§ **INFORMATION SHOWN**:
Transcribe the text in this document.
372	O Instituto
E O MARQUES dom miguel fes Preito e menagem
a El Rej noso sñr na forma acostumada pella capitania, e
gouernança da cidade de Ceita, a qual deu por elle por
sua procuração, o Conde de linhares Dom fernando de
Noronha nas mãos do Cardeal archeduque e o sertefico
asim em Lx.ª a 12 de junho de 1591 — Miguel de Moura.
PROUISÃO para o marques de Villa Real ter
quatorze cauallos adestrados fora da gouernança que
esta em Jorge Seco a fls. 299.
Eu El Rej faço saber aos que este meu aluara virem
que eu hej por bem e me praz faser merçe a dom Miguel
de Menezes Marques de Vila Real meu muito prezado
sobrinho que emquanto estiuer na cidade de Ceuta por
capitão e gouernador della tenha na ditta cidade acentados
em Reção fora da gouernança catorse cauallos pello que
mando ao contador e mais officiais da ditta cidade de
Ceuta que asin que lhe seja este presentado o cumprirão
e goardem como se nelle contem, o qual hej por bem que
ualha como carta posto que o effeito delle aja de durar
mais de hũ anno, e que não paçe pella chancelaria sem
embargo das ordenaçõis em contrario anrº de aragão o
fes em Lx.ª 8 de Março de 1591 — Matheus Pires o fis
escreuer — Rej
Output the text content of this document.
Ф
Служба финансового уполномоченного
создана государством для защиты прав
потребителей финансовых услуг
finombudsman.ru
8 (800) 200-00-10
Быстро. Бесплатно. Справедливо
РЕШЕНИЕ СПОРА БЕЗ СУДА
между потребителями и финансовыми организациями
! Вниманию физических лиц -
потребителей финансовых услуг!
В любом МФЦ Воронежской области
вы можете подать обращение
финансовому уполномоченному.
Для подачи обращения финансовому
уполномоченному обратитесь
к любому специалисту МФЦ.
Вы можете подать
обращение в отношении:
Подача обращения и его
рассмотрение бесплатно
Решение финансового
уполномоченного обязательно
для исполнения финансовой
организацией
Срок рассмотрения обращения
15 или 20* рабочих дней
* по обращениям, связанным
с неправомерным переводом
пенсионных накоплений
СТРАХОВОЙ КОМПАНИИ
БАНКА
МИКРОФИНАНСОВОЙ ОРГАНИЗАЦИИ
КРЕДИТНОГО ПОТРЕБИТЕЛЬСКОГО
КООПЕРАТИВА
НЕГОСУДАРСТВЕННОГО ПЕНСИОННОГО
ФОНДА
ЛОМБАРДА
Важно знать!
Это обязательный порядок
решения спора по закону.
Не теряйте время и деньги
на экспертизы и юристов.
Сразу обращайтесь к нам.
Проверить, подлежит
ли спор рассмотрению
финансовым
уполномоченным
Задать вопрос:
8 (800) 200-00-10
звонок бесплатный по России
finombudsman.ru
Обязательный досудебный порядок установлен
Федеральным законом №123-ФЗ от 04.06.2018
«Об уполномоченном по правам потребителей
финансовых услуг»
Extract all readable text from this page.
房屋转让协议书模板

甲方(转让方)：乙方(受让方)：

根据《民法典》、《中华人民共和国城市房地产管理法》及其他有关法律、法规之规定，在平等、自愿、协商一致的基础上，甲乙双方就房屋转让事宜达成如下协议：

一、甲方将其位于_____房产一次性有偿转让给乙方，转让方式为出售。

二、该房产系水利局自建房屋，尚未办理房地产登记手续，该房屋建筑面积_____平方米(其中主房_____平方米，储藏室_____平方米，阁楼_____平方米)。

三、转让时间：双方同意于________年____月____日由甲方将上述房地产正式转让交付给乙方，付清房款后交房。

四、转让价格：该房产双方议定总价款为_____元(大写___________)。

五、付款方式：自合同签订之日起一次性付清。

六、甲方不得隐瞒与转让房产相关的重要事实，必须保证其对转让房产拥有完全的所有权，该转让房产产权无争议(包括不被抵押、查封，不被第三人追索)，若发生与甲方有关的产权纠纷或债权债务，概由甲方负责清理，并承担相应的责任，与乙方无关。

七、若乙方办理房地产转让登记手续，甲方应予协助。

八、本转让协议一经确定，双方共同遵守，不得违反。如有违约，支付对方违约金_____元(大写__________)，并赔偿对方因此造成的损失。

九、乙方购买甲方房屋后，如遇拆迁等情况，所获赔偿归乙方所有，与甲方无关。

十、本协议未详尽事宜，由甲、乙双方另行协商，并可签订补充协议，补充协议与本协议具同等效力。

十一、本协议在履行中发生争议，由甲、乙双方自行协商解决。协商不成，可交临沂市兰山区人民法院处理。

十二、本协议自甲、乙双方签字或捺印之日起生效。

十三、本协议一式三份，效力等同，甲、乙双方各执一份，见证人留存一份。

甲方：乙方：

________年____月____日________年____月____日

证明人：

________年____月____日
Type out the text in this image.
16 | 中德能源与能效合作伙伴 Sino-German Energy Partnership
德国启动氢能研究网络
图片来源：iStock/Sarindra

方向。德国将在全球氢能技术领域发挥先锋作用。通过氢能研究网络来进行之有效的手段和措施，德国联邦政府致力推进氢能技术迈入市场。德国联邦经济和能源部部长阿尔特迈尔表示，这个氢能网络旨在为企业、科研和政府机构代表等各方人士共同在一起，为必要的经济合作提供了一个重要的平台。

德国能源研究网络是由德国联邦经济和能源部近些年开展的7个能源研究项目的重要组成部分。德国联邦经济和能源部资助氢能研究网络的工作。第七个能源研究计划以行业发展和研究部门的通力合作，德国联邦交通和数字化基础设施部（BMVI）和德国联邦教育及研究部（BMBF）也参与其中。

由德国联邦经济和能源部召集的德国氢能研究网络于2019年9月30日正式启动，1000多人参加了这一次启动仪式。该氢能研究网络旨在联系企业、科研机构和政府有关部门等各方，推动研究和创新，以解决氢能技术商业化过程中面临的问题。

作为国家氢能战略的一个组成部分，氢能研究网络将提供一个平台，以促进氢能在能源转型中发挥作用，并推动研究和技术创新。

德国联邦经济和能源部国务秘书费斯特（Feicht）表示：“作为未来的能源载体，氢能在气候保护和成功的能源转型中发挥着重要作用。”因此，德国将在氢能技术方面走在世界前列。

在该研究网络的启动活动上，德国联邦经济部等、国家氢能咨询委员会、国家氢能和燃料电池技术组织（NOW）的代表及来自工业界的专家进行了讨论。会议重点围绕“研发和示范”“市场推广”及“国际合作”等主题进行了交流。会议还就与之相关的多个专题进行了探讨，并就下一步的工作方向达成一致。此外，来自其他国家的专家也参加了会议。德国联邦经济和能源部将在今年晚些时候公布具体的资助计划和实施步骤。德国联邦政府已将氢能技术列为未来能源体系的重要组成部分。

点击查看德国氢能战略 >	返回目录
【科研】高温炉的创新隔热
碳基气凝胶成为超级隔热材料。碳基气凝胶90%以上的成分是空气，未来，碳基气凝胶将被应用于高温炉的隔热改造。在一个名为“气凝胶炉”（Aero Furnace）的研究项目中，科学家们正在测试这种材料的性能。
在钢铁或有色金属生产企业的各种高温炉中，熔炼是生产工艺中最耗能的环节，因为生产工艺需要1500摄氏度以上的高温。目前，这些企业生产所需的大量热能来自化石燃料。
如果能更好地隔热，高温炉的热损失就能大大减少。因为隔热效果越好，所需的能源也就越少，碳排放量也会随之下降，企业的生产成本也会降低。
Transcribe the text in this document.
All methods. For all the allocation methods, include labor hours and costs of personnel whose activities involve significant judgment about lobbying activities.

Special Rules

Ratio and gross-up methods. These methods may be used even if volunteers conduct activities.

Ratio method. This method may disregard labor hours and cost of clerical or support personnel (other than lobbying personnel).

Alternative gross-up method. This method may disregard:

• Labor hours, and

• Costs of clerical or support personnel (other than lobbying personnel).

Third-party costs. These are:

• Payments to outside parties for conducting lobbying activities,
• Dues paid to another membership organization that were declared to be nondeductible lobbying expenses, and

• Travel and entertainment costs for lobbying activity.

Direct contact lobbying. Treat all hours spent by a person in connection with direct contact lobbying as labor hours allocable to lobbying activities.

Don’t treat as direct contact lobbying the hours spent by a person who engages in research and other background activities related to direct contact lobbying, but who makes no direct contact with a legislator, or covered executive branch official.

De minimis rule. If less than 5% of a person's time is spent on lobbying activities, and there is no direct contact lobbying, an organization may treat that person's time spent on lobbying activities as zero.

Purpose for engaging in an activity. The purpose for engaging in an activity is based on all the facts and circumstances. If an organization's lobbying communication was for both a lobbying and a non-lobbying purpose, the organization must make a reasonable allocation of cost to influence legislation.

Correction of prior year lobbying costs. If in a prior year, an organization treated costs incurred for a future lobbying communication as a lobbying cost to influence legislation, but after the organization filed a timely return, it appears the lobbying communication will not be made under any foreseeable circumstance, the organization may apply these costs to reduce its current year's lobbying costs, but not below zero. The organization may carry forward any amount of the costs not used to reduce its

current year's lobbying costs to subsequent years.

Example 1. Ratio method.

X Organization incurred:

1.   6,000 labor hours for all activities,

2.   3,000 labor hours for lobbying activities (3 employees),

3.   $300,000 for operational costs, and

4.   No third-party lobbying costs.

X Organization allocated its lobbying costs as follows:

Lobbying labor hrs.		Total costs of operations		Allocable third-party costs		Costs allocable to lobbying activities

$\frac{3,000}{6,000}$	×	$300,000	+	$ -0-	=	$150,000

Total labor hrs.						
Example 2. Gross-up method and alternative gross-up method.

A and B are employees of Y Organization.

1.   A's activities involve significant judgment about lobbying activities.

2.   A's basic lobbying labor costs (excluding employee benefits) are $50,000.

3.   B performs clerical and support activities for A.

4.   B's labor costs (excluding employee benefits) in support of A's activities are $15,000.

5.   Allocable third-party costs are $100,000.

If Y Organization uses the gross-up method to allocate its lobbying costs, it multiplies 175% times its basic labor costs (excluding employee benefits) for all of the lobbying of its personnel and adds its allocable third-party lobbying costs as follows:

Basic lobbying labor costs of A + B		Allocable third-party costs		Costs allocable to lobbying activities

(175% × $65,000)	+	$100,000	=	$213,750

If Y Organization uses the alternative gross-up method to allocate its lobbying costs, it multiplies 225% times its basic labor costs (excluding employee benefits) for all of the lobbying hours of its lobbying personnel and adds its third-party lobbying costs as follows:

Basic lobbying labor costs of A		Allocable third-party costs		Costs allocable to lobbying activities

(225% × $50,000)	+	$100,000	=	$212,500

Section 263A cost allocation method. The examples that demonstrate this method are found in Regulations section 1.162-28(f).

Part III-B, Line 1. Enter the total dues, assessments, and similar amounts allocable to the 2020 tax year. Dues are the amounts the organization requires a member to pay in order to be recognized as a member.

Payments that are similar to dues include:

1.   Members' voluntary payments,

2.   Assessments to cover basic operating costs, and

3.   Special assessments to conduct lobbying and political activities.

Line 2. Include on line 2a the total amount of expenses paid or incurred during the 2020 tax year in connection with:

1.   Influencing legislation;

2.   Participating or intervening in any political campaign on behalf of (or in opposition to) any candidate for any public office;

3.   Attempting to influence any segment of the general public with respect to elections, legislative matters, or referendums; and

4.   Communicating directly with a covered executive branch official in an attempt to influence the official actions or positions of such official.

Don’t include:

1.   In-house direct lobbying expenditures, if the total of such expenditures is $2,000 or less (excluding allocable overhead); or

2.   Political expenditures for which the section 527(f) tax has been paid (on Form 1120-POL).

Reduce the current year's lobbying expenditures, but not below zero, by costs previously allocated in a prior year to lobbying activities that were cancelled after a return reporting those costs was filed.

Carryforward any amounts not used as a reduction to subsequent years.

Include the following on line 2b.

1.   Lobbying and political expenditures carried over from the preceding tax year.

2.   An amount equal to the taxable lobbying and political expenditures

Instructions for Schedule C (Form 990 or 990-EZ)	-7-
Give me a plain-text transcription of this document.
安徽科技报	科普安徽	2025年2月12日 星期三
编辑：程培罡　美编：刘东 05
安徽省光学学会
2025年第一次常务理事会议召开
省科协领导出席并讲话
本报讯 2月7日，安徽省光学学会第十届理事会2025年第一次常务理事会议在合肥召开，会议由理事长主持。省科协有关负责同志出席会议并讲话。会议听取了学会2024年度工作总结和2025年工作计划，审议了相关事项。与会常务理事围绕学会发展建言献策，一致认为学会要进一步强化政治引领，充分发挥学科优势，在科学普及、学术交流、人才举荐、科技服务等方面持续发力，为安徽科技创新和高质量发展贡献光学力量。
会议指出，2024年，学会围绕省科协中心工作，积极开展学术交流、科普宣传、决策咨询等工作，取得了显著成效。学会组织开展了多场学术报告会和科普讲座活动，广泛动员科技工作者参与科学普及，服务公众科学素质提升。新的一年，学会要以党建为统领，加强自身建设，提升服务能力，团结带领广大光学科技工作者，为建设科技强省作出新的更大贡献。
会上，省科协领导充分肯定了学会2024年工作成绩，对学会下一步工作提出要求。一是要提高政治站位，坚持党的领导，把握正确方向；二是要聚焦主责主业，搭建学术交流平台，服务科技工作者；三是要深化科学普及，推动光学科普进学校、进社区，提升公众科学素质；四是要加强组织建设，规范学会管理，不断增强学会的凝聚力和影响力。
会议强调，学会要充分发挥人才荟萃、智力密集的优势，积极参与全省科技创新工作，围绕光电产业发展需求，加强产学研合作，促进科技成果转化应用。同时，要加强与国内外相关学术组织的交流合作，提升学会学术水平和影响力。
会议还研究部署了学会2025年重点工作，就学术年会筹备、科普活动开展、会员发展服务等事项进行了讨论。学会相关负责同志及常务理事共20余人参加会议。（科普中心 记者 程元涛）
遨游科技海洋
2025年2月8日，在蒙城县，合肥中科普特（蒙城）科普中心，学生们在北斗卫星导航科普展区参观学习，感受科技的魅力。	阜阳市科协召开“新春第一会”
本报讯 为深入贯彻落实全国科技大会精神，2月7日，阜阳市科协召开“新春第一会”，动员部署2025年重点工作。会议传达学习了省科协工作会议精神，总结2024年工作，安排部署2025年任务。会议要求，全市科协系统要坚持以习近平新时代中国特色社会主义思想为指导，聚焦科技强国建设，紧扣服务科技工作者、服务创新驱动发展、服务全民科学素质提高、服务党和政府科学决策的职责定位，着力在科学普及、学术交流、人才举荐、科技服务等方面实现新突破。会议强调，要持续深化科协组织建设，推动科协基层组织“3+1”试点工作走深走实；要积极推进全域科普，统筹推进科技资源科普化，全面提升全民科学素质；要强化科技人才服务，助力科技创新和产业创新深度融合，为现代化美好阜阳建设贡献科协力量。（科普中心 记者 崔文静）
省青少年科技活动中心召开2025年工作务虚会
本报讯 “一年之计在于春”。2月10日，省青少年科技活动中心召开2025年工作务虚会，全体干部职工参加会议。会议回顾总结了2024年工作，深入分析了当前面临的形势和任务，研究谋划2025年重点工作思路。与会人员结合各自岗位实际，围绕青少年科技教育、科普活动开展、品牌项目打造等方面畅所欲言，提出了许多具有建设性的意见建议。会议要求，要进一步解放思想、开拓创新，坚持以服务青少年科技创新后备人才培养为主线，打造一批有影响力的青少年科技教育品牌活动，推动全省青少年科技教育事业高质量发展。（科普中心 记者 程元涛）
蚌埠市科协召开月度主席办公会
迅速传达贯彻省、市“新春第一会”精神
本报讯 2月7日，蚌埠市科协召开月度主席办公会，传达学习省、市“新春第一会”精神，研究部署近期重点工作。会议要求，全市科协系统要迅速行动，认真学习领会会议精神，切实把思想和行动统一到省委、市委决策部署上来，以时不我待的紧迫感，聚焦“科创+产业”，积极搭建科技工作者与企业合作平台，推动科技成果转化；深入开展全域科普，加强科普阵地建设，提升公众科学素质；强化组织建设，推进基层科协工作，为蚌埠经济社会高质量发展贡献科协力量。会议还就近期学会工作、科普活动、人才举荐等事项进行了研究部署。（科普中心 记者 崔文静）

§ **WHAT TO WORK ON**:
Scan the listing above. Gather each line that contains the word "judgment".

§ **ANSWER IN FULL**:
All methods. For all the allocation methods, include labor hours and costs of personnel whose activities involve significant judgment about lobbying activities.
1.   A's activities involve significant judgment about lobbying activities.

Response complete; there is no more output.